- _Prompt_: Print the whole listing exactly.

══ Provided information

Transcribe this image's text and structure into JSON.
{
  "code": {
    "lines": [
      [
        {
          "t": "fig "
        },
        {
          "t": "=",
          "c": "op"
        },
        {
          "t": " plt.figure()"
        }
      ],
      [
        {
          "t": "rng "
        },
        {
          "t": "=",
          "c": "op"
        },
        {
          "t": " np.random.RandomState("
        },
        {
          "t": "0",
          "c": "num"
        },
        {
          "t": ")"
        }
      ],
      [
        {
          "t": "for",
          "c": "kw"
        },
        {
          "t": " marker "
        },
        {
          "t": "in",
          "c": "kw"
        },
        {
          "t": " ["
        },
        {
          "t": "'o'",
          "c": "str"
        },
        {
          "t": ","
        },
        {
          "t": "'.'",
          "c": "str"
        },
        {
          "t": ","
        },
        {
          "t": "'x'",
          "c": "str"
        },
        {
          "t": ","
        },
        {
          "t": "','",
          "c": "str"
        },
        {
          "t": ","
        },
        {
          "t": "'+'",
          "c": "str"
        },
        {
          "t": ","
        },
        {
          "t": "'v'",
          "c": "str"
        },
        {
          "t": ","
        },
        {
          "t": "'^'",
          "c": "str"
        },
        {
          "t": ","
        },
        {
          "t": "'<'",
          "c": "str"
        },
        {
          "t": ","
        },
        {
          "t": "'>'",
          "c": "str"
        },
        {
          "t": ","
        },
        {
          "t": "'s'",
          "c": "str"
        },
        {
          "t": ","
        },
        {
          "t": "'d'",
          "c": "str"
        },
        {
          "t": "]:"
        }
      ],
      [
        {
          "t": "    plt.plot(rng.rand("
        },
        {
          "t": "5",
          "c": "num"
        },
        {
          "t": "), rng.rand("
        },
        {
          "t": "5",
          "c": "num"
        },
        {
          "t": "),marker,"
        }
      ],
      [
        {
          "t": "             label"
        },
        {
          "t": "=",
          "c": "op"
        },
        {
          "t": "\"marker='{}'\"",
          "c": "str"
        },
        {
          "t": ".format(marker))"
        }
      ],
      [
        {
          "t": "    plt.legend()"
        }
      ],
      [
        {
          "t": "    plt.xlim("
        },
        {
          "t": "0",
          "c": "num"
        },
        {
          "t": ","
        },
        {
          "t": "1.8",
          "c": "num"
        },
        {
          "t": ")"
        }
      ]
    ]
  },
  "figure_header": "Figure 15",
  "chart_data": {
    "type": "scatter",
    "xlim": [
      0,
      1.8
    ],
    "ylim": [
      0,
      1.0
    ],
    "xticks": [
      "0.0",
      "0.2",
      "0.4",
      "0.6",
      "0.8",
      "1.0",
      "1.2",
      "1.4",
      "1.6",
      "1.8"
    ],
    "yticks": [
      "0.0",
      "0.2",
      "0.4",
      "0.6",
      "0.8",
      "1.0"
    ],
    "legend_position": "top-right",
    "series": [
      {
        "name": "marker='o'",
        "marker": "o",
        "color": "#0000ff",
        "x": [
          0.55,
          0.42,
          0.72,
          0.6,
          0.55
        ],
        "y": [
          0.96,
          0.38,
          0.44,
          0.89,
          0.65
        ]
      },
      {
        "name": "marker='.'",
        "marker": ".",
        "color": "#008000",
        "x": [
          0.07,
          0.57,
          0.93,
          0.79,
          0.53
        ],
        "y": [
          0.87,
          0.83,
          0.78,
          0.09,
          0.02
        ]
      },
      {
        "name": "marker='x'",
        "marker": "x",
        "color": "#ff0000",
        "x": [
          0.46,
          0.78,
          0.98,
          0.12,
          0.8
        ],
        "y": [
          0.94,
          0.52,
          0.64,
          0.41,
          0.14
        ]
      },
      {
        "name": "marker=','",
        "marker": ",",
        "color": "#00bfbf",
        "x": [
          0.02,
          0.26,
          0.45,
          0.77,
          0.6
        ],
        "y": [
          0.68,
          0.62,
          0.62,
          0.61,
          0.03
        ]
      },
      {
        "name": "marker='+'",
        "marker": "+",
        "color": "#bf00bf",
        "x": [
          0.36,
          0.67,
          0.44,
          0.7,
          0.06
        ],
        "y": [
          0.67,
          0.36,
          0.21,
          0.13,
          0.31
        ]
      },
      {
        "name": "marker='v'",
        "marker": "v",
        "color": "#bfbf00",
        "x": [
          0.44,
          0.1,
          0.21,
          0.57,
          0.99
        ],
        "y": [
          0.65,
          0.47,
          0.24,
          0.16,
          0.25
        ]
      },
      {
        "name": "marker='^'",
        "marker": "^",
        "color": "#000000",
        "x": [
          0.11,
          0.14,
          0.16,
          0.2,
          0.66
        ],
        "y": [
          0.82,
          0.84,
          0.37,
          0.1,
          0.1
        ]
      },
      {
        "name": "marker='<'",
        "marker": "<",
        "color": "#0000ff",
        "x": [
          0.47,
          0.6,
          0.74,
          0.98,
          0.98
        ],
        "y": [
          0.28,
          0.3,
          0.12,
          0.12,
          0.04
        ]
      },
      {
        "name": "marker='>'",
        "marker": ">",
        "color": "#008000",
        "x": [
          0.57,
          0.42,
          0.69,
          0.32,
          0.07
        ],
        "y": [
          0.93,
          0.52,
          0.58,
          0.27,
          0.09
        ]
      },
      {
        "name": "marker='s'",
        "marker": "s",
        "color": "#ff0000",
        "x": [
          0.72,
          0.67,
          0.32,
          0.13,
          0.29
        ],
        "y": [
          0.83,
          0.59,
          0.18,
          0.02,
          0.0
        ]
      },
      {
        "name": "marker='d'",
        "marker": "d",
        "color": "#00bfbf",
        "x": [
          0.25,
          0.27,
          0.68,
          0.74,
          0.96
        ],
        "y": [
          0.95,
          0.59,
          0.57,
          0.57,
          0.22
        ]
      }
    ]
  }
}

════

- _Exercise result_:
Transcribe this image's text and structure into JSON.
{
  "code": {
    "lines": [
      [
        {
          "t": "fig "
        },
        {
          "t": "=",
          "c": "op"
        },
        {
          "t": " plt.figure()"
        }
      ],
      [
        {
          "t": "rng "
        },
        {
          "t": "=",
          "c": "op"
        },
        {
          "t": " np.random.RandomState("
        },
        {
          "t": "0",
          "c": "num"
        },
        {
          "t": ")"
        }
      ],
      [
        {
          "t": "for",
          "c": "kw"
        },
        {
          "t": " marker "
        },
        {
          "t": "in",
          "c": "kw"
        },
        {
          "t": " ["
        },
        {
          "t": "'o'",
          "c": "str"
        },
        {
          "t": ","
        },
        {
          "t": "'.'",
          "c": "str"
        },
        {
          "t": ","
        },
        {
          "t": "'x'",
          "c": "str"
        },
        {
          "t": ","
        },
        {
          "t": "','",
          "c": "str"
        },
        {
          "t": ","
        },
        {
          "t": "'+'",
          "c": "str"
        },
        {
          "t": ","
        },
        {
          "t": "'v'",
          "c": "str"
        },
        {
          "t": ","
        },
        {
          "t": "'^'",
          "c": "str"
        },
        {
          "t": ","
        },
        {
          "t": "'<'",
          "c": "str"
        },
        {
          "t": ","
        },
        {
          "t": "'>'",
          "c": "str"
        },
        {
          "t": ","
        },
        {
          "t": "'s'",
          "c": "str"
        },
        {
          "t": ","
        },
        {
          "t": "'d'",
          "c": "str"
        },
        {
          "t": "]:"
        }
      ],
      [
        {
          "t": "    plt.plot(rng.rand("
        },
        {
          "t": "5",
          "c": "num"
        },
        {
          "t": "), rng.rand("
        },
        {
          "t": "5",
          "c": "num"
        },
        {
          "t": "),marker,"
        }
      ],
      [
        {
          "t": "             label"
        },
        {
          "t": "=",
          "c": "op"
        },
        {
          "t": "\"marker='{}'\"",
          "c": "str"
        },
        {
          "t": ".format(marker))"
        }
      ],
      [
        {
          "t": "    plt.legend()"
        }
      ],
      [
        {
          "t": "    plt.xlim("
        },
        {
          "t": "0",
          "c": "num"
        },
        {
          "t": ","
        },
        {
          "t": "1.8",
          "c": "num"
        },
        {
          "t": ")"
        }
      ]
    ]
  },
  "figure_header": "Figure 15",
  "chart_data": {
    "type": "scatter",
    "xlim": [
      0,
      1.8
    ],
    "ylim": [
      0,
      1.0
    ],
    "xticks": [
      "0.0",
      "0.2",
      "0.4",
      "0.6",
      "0.8",
      "1.0",
      "1.2",
      "1.4",
      "1.6",
      "1.8"
    ],
    "yticks": [
      "0.0",
      "0.2",
      "0.4",
      "0.6",
      "0.8",
      "1.0"
    ],
    "legend_position": "top-right",
    "series": [
      {
        "name": "marker='o'",
        "marker": "o",
        "color": "#0000ff",
        "x": [
          0.55,
          0.42,
          0.72,
          0.6,
          0.55
        ],
        "y": [
          0.96,
          0.38,
          0.44,
          0.89,
          0.65
        ]
      },
      {
        "name": "marker='.'",
        "marker": ".",
        "color": "#008000",
        "x": [
          0.07,
          0.57,
          0.93,
          0.79,
          0.53
        ],
        "y": [
          0.87,
          0.83,
          0.78,
          0.09,
          0.02
        ]
      },
      {
        "name": "marker='x'",
        "marker": "x",
        "color": "#ff0000",
        "x": [
          0.46,
          0.78,
          0.98,
          0.12,
          0.8
        ],
        "y": [
          0.94,
          0.52,
          0.64,
          0.41,
          0.14
        ]
      },
      {
        "name": "marker=','",
        "marker": ",",
        "color": "#00bfbf",
        "x": [
          0.02,
          0.26,
          0.45,
          0.77,
          0.6
        ],
        "y": [
          0.68,
          0.62,
          0.62,
          0.61,
          0.03
        ]
      },
      {
        "name": "marker='+'",
        "marker": "+",
        "color": "#bf00bf",
        "x": [
          0.36,
          0.67,
          0.44,
          0.7,
          0.06
        ],
        "y": [
          0.67,
          0.36,
          0.21,
          0.13,
          0.31
        ]
      },
      {
        "name": "marker='v'",
        "marker": "v",
        "color": "#bfbf00",
        "x": [
          0.44,
          0.1,
          0.21,
          0.57,
          0.99
        ],
        "y": [
          0.65,
          0.47,
          0.24,
          0.16,
          0.25
        ]
      },
      {
        "name": "marker='^'",
        "marker": "^",
        "color": "#000000",
        "x": [
          0.11,
          0.14,
          0.16,
          0.2,
          0.66
        ],
        "y": [
          0.82,
          0.84,
          0.37,
          0.1,
          0.1
        ]
      },
      {
        "name": "marker='<'",
        "marker": "<",
        "color": "#0000ff",
        "x": [
          0.47,
          0.6,
          0.74,
          0.98,
          0.98
        ],
        "y": [
          0.28,
          0.3,
          0.12,
          0.12,
          0.04
        ]
      },
      {
        "name": "marker='>'",
        "marker": ">",
        "color": "#008000",
        "x": [
          0.57,
          0.42,
          0.69,
          0.32,
          0.07
        ],
        "y": [
          0.93,
          0.52,
          0.58,
          0.27,
          0.09
        ]
      },
      {
        "name": "marker='s'",
        "marker": "s",
        "color": "#ff0000",
        "x": [
          0.72,
          0.67,
          0.32,
          0.13,
          0.29
        ],
        "y": [
          0.83,
          0.59,
          0.18,
          0.02,
          0.0
        ]
      },
      {
        "name": "marker='d'",
        "marker": "d",
        "color": "#00bfbf",
        "x": [
          0.25,
          0.27,
          0.68,
          0.74,
          0.96
        ],
        "y": [
          0.95,
          0.59,
          0.57,
          0.57,
          0.22
        ]
      }
    ]
  }
}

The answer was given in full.